■ **YOUR TASK**
Reproduce each line exactly. Skip none.

Stored dataset items
<<<<

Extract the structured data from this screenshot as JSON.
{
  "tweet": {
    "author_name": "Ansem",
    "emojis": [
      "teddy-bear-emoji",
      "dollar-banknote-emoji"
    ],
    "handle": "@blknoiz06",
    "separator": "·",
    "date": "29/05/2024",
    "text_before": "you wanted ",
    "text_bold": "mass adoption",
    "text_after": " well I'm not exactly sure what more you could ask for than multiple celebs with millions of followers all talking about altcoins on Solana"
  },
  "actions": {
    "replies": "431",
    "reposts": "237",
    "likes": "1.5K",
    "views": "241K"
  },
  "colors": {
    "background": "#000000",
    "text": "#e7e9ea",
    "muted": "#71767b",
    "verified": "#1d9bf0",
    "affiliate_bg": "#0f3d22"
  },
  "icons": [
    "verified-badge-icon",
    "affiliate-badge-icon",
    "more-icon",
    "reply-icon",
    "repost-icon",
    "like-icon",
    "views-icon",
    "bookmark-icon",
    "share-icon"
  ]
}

>>>>

■ **SOLUTION FOR THIS TASK**
Extract the structured data from this screenshot as JSON.
{
  "tweet": {
    "author_name": "Ansem",
    "emojis": [
      "teddy-bear-emoji",
      "dollar-banknote-emoji"
    ],
    "handle": "@blknoiz06",
    "separator": "·",
    "date": "29/05/2024",
    "text_before": "you wanted ",
    "text_bold": "mass adoption",
    "text_after": " well I'm not exactly sure what more you could ask for than multiple celebs with millions of followers all talking about altcoins on Solana"
  },
  "actions": {
    "replies": "431",
    "reposts": "237",
    "likes": "1.5K",
    "views": "241K"
  },
  "colors": {
    "background": "#000000",
    "text": "#e7e9ea",
    "muted": "#71767b",
    "verified": "#1d9bf0",
    "affiliate_bg": "#0f3d22"
  },
  "icons": [
    "verified-badge-icon",
    "affiliate-badge-icon",
    "more-icon",
    "reply-icon",
    "repost-icon",
    "like-icon",
    "views-icon",
    "bookmark-icon",
    "share-icon"
  ]
}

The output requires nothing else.